>> START Extracted entries

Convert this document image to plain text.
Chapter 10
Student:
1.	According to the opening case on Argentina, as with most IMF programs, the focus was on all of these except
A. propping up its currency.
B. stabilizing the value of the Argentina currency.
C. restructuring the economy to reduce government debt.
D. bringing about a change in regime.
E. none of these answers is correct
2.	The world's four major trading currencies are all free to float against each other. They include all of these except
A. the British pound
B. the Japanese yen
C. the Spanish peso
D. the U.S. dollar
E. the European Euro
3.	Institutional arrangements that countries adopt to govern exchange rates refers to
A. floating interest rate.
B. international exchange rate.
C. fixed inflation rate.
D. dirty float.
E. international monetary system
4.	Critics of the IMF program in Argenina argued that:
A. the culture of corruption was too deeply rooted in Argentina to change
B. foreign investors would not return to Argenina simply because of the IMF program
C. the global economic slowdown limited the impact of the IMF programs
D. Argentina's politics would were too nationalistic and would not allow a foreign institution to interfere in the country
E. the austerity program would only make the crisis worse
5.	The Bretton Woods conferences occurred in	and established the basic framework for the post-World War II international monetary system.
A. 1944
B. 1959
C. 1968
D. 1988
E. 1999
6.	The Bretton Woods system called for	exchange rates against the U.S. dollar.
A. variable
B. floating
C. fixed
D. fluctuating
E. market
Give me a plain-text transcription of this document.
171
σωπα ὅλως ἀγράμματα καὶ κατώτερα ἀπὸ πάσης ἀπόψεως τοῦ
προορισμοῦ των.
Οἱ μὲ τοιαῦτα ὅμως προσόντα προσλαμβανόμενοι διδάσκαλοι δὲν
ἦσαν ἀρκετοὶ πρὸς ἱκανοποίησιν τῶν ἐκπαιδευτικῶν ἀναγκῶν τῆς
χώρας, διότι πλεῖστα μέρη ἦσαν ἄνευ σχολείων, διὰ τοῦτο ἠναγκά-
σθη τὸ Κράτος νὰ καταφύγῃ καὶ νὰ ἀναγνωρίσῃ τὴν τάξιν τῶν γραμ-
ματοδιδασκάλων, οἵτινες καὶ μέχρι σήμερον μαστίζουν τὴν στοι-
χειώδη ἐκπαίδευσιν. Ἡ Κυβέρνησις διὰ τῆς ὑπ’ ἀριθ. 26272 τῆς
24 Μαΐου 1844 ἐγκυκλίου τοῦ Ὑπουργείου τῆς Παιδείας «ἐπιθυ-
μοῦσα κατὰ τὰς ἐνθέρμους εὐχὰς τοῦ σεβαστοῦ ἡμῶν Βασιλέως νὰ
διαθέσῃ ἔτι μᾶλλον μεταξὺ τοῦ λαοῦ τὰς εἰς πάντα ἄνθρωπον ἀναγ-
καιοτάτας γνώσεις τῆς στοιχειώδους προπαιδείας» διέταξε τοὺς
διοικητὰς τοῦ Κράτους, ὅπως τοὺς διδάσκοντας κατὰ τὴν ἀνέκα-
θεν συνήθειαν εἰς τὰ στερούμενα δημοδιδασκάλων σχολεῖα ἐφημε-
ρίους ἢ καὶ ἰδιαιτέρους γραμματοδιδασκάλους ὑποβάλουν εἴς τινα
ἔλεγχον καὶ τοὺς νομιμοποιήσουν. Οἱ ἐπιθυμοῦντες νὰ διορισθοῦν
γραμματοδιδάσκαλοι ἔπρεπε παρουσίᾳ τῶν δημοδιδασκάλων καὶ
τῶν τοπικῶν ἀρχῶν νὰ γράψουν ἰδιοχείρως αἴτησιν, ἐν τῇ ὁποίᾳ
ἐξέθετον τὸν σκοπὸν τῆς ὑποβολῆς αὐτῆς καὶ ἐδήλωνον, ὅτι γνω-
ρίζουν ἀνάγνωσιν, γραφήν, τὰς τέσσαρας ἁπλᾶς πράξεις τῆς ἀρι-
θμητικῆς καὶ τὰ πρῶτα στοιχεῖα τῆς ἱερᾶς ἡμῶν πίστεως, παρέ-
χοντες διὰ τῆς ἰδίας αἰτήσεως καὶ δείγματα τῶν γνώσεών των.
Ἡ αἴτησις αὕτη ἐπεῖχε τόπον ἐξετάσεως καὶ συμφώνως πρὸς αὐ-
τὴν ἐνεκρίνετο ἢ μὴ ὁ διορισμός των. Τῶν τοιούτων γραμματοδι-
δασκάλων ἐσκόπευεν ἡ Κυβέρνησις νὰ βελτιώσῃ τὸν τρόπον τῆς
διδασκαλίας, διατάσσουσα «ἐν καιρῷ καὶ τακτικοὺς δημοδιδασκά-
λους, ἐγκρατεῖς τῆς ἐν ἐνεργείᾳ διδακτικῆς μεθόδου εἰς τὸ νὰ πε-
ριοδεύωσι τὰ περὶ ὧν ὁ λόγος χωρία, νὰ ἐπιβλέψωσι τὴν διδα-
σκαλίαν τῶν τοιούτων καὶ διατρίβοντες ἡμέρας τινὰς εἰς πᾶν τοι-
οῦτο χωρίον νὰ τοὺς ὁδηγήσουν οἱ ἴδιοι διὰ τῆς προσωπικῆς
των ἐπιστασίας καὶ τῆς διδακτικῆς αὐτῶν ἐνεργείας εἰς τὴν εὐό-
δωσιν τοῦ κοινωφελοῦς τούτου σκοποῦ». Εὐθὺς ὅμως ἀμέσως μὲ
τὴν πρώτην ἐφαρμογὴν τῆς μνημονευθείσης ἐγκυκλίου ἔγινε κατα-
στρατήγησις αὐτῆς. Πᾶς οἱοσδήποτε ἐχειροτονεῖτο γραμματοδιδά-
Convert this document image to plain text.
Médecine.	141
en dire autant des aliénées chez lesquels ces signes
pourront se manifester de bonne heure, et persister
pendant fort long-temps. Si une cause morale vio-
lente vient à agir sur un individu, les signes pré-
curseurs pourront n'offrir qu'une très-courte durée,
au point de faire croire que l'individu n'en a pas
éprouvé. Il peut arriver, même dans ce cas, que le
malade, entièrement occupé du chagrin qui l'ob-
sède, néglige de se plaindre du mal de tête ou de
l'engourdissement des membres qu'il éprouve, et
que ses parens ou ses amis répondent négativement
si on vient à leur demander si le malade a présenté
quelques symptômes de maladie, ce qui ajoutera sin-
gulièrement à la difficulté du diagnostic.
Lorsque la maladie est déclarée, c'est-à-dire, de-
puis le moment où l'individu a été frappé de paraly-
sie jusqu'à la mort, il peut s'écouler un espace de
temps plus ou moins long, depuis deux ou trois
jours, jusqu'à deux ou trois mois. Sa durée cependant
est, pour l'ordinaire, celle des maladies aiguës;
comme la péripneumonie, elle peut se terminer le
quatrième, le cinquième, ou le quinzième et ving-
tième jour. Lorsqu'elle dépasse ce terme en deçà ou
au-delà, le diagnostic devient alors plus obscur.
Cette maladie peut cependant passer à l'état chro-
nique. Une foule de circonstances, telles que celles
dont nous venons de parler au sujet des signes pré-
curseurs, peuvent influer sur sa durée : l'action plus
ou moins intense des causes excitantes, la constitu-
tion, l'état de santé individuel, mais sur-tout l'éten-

>> END Extracted entries

Write out the material exactly as given.

Convert this document image to plain text.
Chapter 10
Student:
1.	According to the opening case on Argentina, as with most IMF programs, the focus was on all of these except
A. propping up its currency.
B. stabilizing the value of the Argentina currency.
C. restructuring the economy to reduce government debt.
D. bringing about a change in regime.
E. none of these answers is correct
2.	The world's four major trading currencies are all free to float against each other. They include all of these except
A. the British pound
B. the Japanese yen
C. the Spanish peso
D. the U.S. dollar
E. the European Euro
3.	Institutional arrangements that countries adopt to govern exchange rates refers to
A. floating interest rate.
B. international exchange rate.
C. fixed inflation rate.
D. dirty float.
E. international monetary system
4.	Critics of the IMF program in Argenina argued that:
A. the culture of corruption was too deeply rooted in Argentina to change
B. foreign investors would not return to Argenina simply because of the IMF program
C. the global economic slowdown limited the impact of the IMF programs
D. Argentina's politics would were too nationalistic and would not allow a foreign institution to interfere in the country
E. the austerity program would only make the crisis worse
5.	The Bretton Woods conferences occurred in	and established the basic framework for the post-World War II international monetary system.
A. 1944
B. 1959
C. 1968
D. 1988
E. 1999
6.	The Bretton Woods system called for	exchange rates against the U.S. dollar.
A. variable
B. floating
C. fixed
D. fluctuating
E. market
Give me a plain-text transcription of this document.
171
σωπα ὅλως ἀγράμματα καὶ κατώτερα ἀπὸ πάσης ἀπόψεως τοῦ
προορισμοῦ των.
Οἱ μὲ τοιαῦτα ὅμως προσόντα προσλαμβανόμενοι διδάσκαλοι δὲν
ἦσαν ἀρκετοὶ πρὸς ἱκανοποίησιν τῶν ἐκπαιδευτικῶν ἀναγκῶν τῆς
χώρας, διότι πλεῖστα μέρη ἦσαν ἄνευ σχολείων, διὰ τοῦτο ἠναγκά-
σθη τὸ Κράτος νὰ καταφύγῃ καὶ νὰ ἀναγνωρίσῃ τὴν τάξιν τῶν γραμ-
ματοδιδασκάλων, οἵτινες καὶ μέχρι σήμερον μαστίζουν τὴν στοι-
χειώδη ἐκπαίδευσιν. Ἡ Κυβέρνησις διὰ τῆς ὑπ’ ἀριθ. 26272 τῆς
24 Μαΐου 1844 ἐγκυκλίου τοῦ Ὑπουργείου τῆς Παιδείας «ἐπιθυ-
μοῦσα κατὰ τὰς ἐνθέρμους εὐχὰς τοῦ σεβαστοῦ ἡμῶν Βασιλέως νὰ
διαθέσῃ ἔτι μᾶλλον μεταξὺ τοῦ λαοῦ τὰς εἰς πάντα ἄνθρωπον ἀναγ-
καιοτάτας γνώσεις τῆς στοιχειώδους προπαιδείας» διέταξε τοὺς
διοικητὰς τοῦ Κράτους, ὅπως τοὺς διδάσκοντας κατὰ τὴν ἀνέκα-
θεν συνήθειαν εἰς τὰ στερούμενα δημοδιδασκάλων σχολεῖα ἐφημε-
ρίους ἢ καὶ ἰδιαιτέρους γραμματοδιδασκάλους ὑποβάλουν εἴς τινα
ἔλεγχον καὶ τοὺς νομιμοποιήσουν. Οἱ ἐπιθυμοῦντες νὰ διορισθοῦν
γραμματοδιδάσκαλοι ἔπρεπε παρουσίᾳ τῶν δημοδιδασκάλων καὶ
τῶν τοπικῶν ἀρχῶν νὰ γράψουν ἰδιοχείρως αἴτησιν, ἐν τῇ ὁποίᾳ
ἐξέθετον τὸν σκοπὸν τῆς ὑποβολῆς αὐτῆς καὶ ἐδήλωνον, ὅτι γνω-
ρίζουν ἀνάγνωσιν, γραφήν, τὰς τέσσαρας ἁπλᾶς πράξεις τῆς ἀρι-
θμητικῆς καὶ τὰ πρῶτα στοιχεῖα τῆς ἱερᾶς ἡμῶν πίστεως, παρέ-
χοντες διὰ τῆς ἰδίας αἰτήσεως καὶ δείγματα τῶν γνώσεών των.
Ἡ αἴτησις αὕτη ἐπεῖχε τόπον ἐξετάσεως καὶ συμφώνως πρὸς αὐ-
τὴν ἐνεκρίνετο ἢ μὴ ὁ διορισμός των. Τῶν τοιούτων γραμματοδι-
δασκάλων ἐσκόπευεν ἡ Κυβέρνησις νὰ βελτιώσῃ τὸν τρόπον τῆς
διδασκαλίας, διατάσσουσα «ἐν καιρῷ καὶ τακτικοὺς δημοδιδασκά-
λους, ἐγκρατεῖς τῆς ἐν ἐνεργείᾳ διδακτικῆς μεθόδου εἰς τὸ νὰ πε-
ριοδεύωσι τὰ περὶ ὧν ὁ λόγος χωρία, νὰ ἐπιβλέψωσι τὴν διδα-
σκαλίαν τῶν τοιούτων καὶ διατρίβοντες ἡμέρας τινὰς εἰς πᾶν τοι-
οῦτο χωρίον νὰ τοὺς ὁδηγήσουν οἱ ἴδιοι διὰ τῆς προσωπικῆς
των ἐπιστασίας καὶ τῆς διδακτικῆς αὐτῶν ἐνεργείας εἰς τὴν εὐό-
δωσιν τοῦ κοινωφελοῦς τούτου σκοποῦ». Εὐθὺς ὅμως ἀμέσως μὲ
τὴν πρώτην ἐφαρμογὴν τῆς μνημονευθείσης ἐγκυκλίου ἔγινε κατα-
στρατήγησις αὐτῆς. Πᾶς οἱοσδήποτε ἐχειροτονεῖτο γραμματοδιδά-
Convert this document image to plain text.
Médecine.	141
en dire autant des aliénées chez lesquels ces signes
pourront se manifester de bonne heure, et persister
pendant fort long-temps. Si une cause morale vio-
lente vient à agir sur un individu, les signes pré-
curseurs pourront n'offrir qu'une très-courte durée,
au point de faire croire que l'individu n'en a pas
éprouvé. Il peut arriver, même dans ce cas, que le
malade, entièrement occupé du chagrin qui l'ob-
sède, néglige de se plaindre du mal de tête ou de
l'engourdissement des membres qu'il éprouve, et
que ses parens ou ses amis répondent négativement
si on vient à leur demander si le malade a présenté
quelques symptômes de maladie, ce qui ajoutera sin-
gulièrement à la difficulté du diagnostic.
Lorsque la maladie est déclarée, c'est-à-dire, de-
puis le moment où l'individu a été frappé de paraly-
sie jusqu'à la mort, il peut s'écouler un espace de
temps plus ou moins long, depuis deux ou trois
jours, jusqu'à deux ou trois mois. Sa durée cependant
est, pour l'ordinaire, celle des maladies aiguës;
comme la péripneumonie, elle peut se terminer le
quatrième, le cinquième, ou le quinzième et ving-
tième jour. Lorsqu'elle dépasse ce terme en deçà ou
au-delà, le diagnostic devient alors plus obscur.
Cette maladie peut cependant passer à l'état chro-
nique. Une foule de circonstances, telles que celles
dont nous venons de parler au sujet des signes pré-
curseurs, peuvent influer sur sa durée : l'action plus
ou moins intense des causes excitantes, la constitu-
tion, l'état de santé individuel, mais sur-tout l'éten-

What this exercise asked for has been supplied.